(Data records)
################
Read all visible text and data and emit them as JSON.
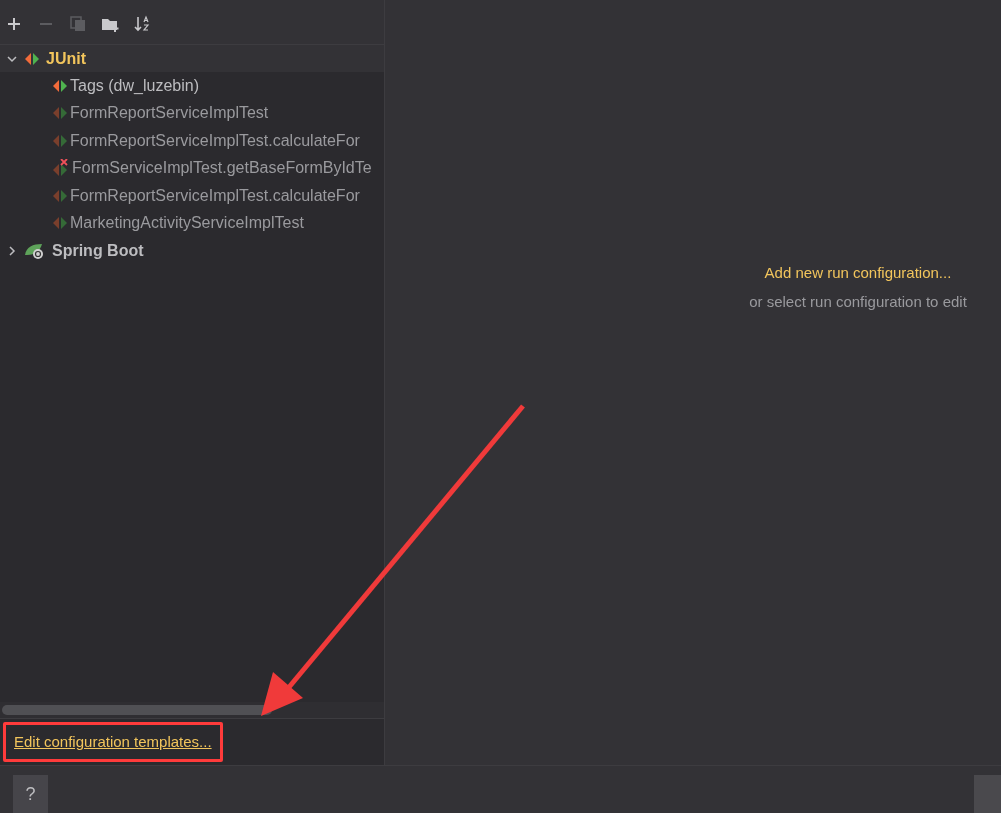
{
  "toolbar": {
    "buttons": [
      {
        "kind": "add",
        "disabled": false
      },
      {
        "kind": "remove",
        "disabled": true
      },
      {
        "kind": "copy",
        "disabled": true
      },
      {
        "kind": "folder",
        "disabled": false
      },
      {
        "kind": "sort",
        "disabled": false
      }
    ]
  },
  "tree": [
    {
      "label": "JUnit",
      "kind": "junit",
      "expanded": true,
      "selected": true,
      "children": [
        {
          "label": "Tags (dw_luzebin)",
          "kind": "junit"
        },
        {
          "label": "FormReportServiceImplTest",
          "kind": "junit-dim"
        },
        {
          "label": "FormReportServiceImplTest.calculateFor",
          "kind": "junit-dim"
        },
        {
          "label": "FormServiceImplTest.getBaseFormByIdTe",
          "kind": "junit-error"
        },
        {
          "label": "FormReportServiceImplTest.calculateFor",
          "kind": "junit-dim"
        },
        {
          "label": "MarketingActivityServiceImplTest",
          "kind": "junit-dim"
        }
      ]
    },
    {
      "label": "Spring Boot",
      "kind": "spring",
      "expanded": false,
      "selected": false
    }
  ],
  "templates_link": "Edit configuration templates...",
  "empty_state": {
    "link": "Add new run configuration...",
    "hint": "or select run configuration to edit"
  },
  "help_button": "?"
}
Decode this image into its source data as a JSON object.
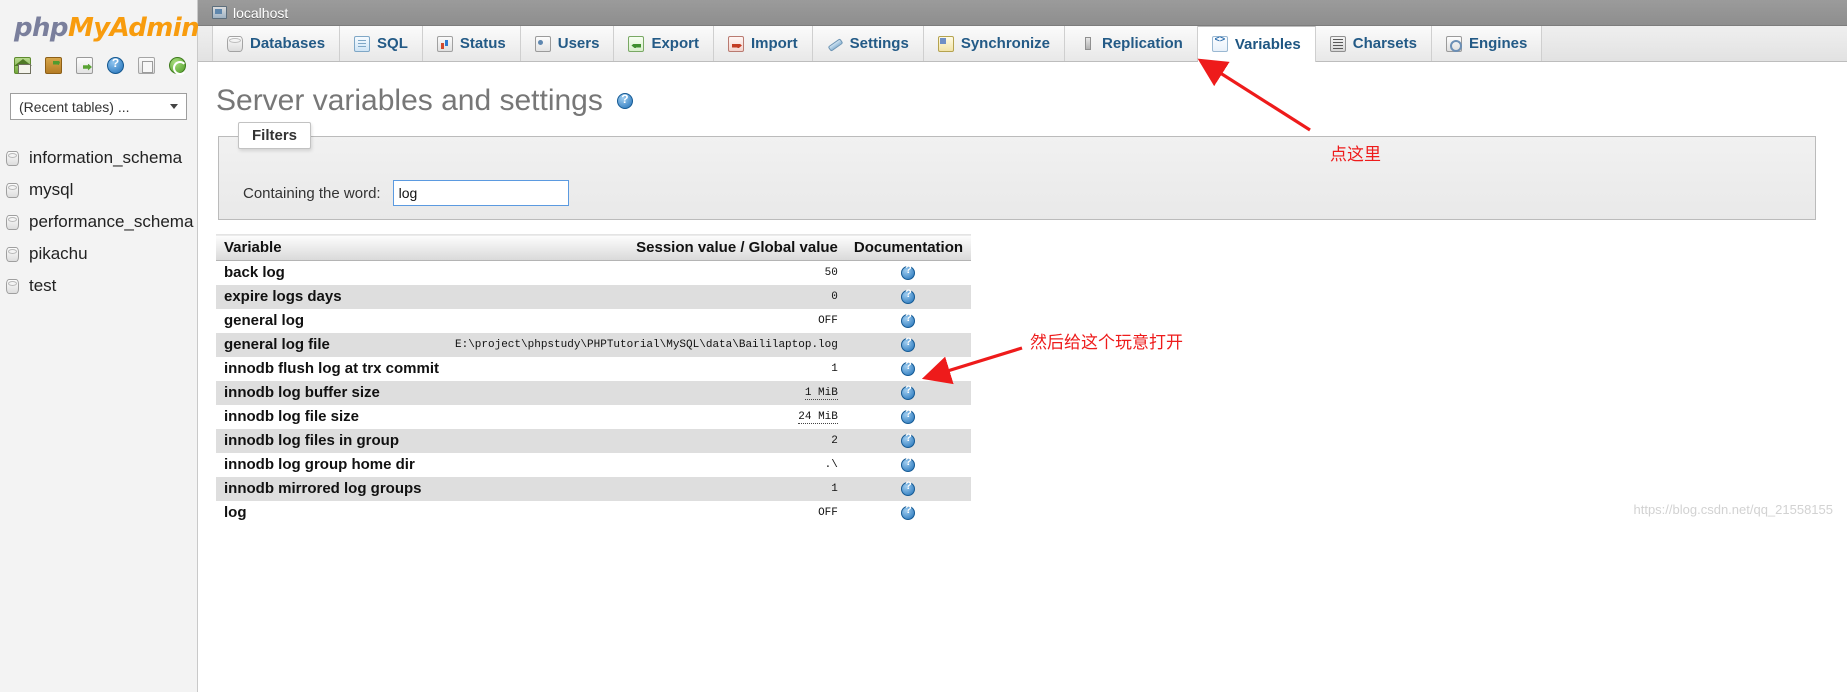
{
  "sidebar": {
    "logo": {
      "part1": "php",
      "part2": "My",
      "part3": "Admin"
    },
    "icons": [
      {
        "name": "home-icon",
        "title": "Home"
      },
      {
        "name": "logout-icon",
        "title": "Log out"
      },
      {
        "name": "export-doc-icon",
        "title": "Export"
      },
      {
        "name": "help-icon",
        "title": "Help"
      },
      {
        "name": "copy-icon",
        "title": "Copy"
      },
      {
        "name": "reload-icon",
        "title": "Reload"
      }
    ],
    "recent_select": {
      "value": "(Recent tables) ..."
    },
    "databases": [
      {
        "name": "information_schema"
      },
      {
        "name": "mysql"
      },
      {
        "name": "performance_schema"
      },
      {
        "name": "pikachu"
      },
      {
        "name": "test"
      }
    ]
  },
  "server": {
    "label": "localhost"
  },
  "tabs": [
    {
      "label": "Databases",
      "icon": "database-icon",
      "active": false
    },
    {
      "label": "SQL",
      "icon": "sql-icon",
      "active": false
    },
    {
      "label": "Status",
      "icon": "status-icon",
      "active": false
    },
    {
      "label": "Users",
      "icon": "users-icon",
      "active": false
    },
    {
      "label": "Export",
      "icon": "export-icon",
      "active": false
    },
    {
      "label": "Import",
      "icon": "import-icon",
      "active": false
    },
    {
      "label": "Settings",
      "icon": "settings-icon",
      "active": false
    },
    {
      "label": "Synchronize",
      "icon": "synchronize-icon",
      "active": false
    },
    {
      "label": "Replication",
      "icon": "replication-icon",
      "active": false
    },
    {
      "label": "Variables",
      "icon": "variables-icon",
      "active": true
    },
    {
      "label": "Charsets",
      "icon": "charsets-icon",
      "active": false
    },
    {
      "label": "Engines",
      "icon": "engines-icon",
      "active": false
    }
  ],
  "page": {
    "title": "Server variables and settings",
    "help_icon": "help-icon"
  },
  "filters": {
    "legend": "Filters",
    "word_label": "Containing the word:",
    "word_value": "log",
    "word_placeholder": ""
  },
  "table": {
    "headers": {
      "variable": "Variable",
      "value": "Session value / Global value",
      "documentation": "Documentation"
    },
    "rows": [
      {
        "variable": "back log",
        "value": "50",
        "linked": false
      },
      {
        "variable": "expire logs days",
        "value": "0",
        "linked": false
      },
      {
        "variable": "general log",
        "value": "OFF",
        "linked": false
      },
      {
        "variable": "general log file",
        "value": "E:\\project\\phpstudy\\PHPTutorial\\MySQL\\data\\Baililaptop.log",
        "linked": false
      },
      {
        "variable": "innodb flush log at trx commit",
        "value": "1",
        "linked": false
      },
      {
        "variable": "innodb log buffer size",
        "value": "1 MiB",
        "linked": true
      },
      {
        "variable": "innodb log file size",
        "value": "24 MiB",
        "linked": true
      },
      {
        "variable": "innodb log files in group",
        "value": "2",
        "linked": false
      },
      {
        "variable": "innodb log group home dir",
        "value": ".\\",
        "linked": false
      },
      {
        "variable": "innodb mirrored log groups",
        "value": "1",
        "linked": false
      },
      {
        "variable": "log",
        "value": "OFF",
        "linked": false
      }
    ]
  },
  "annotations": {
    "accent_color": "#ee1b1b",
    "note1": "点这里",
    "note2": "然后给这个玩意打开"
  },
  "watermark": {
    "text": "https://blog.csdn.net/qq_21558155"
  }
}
################
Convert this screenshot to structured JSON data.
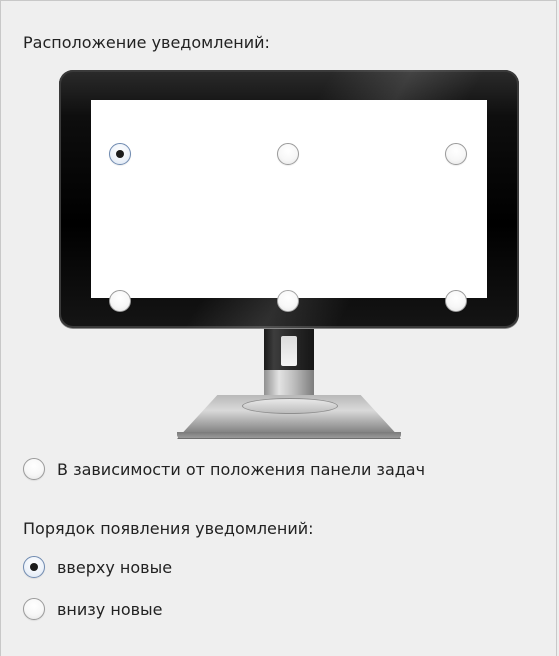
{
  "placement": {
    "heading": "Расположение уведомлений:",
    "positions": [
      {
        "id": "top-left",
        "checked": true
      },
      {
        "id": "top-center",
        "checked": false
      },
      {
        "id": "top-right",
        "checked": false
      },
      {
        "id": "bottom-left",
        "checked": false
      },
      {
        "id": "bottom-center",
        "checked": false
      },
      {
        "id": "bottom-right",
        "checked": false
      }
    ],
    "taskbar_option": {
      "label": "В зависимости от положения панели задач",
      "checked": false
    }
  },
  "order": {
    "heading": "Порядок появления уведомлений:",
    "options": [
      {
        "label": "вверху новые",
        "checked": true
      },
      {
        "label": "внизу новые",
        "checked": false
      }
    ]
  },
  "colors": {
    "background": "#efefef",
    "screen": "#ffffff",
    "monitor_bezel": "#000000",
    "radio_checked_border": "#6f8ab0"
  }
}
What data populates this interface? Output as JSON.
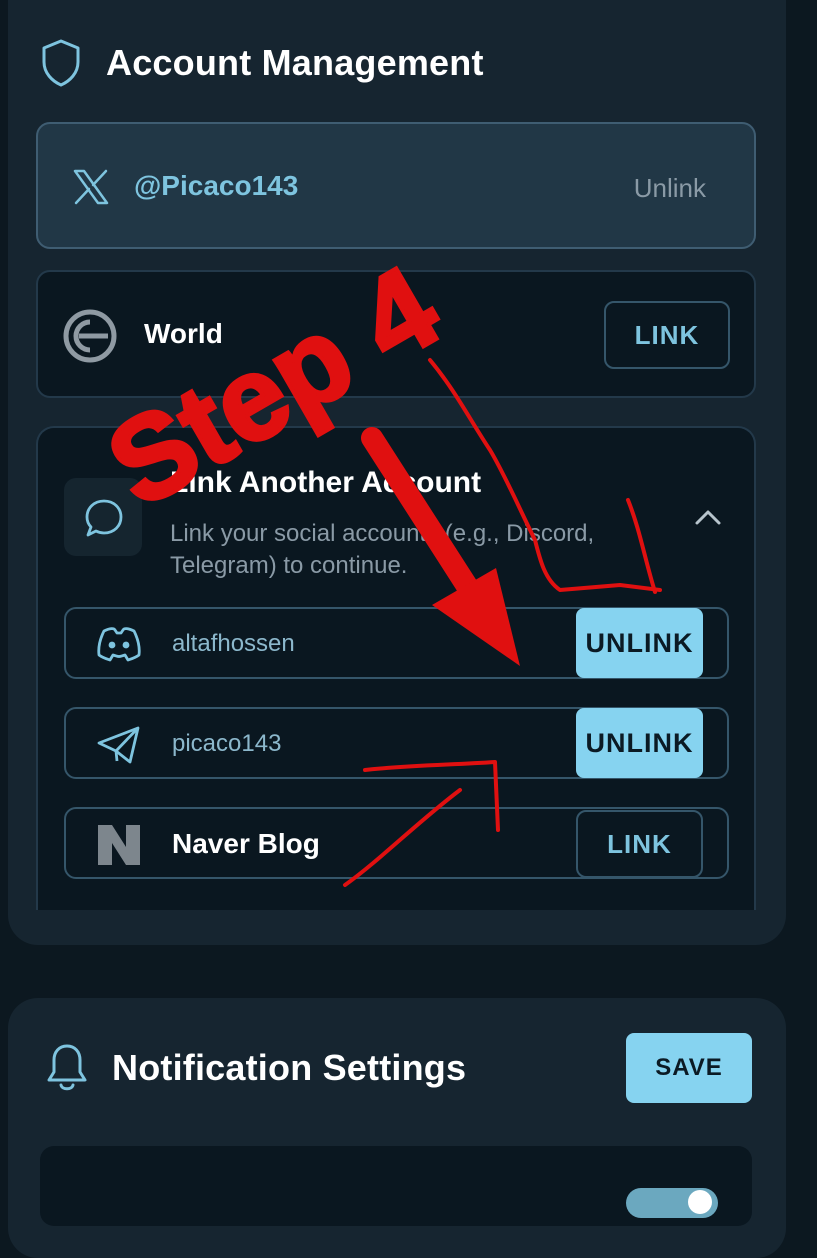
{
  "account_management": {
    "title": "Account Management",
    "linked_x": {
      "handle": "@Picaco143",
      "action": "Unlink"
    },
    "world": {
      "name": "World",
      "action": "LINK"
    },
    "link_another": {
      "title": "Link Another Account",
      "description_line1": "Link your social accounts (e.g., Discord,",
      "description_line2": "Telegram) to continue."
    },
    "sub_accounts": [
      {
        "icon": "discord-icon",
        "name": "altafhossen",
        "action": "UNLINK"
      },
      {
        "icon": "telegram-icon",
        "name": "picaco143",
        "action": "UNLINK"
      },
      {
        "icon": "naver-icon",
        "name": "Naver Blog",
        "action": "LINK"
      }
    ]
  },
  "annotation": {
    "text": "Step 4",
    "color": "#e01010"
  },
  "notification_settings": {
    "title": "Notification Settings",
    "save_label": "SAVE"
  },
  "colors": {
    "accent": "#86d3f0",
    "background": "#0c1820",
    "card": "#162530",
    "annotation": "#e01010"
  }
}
################
Where a line above contains the string "configuration", copy that line.

  "templates_link": "Edit configuration templates...",
    "link": "Add new run configuration...",
    "hint": "or select run configuration to edit"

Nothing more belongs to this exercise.